To be done:
In the copy, include every entry exactly but none of the pictures.

Data:
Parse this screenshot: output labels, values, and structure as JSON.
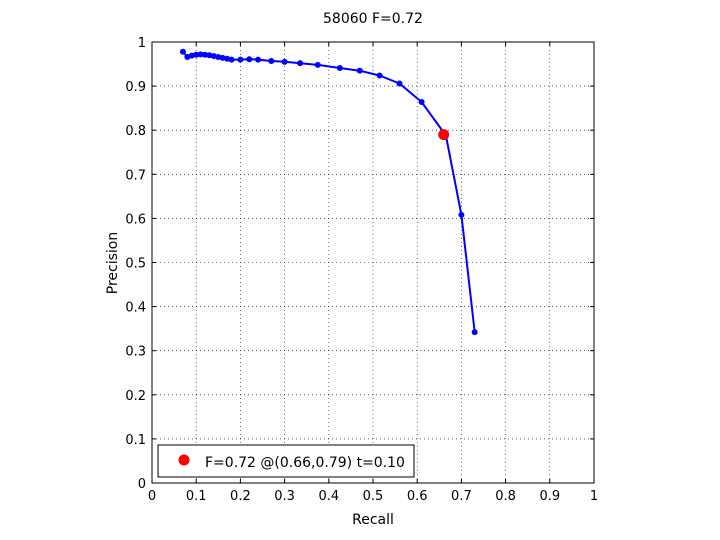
{
  "chart_data": {
    "type": "line",
    "title": "58060 F=0.72",
    "xlabel": "Recall",
    "ylabel": "Precision",
    "xlim": [
      0,
      1
    ],
    "ylim": [
      0,
      1
    ],
    "grid": true,
    "xticks": [
      "0",
      "0.1",
      "0.2",
      "0.3",
      "0.4",
      "0.5",
      "0.6",
      "0.7",
      "0.8",
      "0.9",
      "1"
    ],
    "yticks": [
      "0",
      "0.1",
      "0.2",
      "0.3",
      "0.4",
      "0.5",
      "0.6",
      "0.7",
      "0.8",
      "0.9",
      "1"
    ],
    "series": [
      {
        "color": "#0000ff",
        "x": [
          0.07,
          0.08,
          0.09,
          0.1,
          0.11,
          0.12,
          0.13,
          0.14,
          0.15,
          0.16,
          0.17,
          0.18,
          0.2,
          0.22,
          0.24,
          0.27,
          0.3,
          0.335,
          0.375,
          0.425,
          0.47,
          0.515,
          0.56,
          0.61,
          0.665,
          0.7,
          0.73
        ],
        "y": [
          0.978,
          0.966,
          0.969,
          0.971,
          0.972,
          0.971,
          0.97,
          0.968,
          0.966,
          0.964,
          0.962,
          0.96,
          0.96,
          0.961,
          0.96,
          0.957,
          0.955,
          0.952,
          0.948,
          0.941,
          0.935,
          0.924,
          0.906,
          0.864,
          0.788,
          0.608,
          0.342
        ]
      }
    ],
    "best_point": {
      "x": 0.66,
      "y": 0.79,
      "color": "#ff0000"
    },
    "legend": {
      "position": "bottom-left",
      "label": "F=0.72 @(0.66,0.79) t=0.10"
    }
  }
}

The completed task:
Parse this screenshot: output labels, values, and structure as JSON.
{
  "chart_data": {
    "type": "line",
    "title": "58060 F=0.72",
    "xlabel": "Recall",
    "ylabel": "Precision",
    "xlim": [
      0,
      1
    ],
    "ylim": [
      0,
      1
    ],
    "grid": true,
    "xticks": [
      "0",
      "0.1",
      "0.2",
      "0.3",
      "0.4",
      "0.5",
      "0.6",
      "0.7",
      "0.8",
      "0.9",
      "1"
    ],
    "yticks": [
      "0",
      "0.1",
      "0.2",
      "0.3",
      "0.4",
      "0.5",
      "0.6",
      "0.7",
      "0.8",
      "0.9",
      "1"
    ],
    "series": [
      {
        "color": "#0000ff",
        "x": [
          0.07,
          0.08,
          0.09,
          0.1,
          0.11,
          0.12,
          0.13,
          0.14,
          0.15,
          0.16,
          0.17,
          0.18,
          0.2,
          0.22,
          0.24,
          0.27,
          0.3,
          0.335,
          0.375,
          0.425,
          0.47,
          0.515,
          0.56,
          0.61,
          0.665,
          0.7,
          0.73
        ],
        "y": [
          0.978,
          0.966,
          0.969,
          0.971,
          0.972,
          0.971,
          0.97,
          0.968,
          0.966,
          0.964,
          0.962,
          0.96,
          0.96,
          0.961,
          0.96,
          0.957,
          0.955,
          0.952,
          0.948,
          0.941,
          0.935,
          0.924,
          0.906,
          0.864,
          0.788,
          0.608,
          0.342
        ]
      }
    ],
    "best_point": {
      "x": 0.66,
      "y": 0.79,
      "color": "#ff0000"
    },
    "legend": {
      "position": "bottom-left",
      "label": "F=0.72 @(0.66,0.79) t=0.10"
    }
  }
}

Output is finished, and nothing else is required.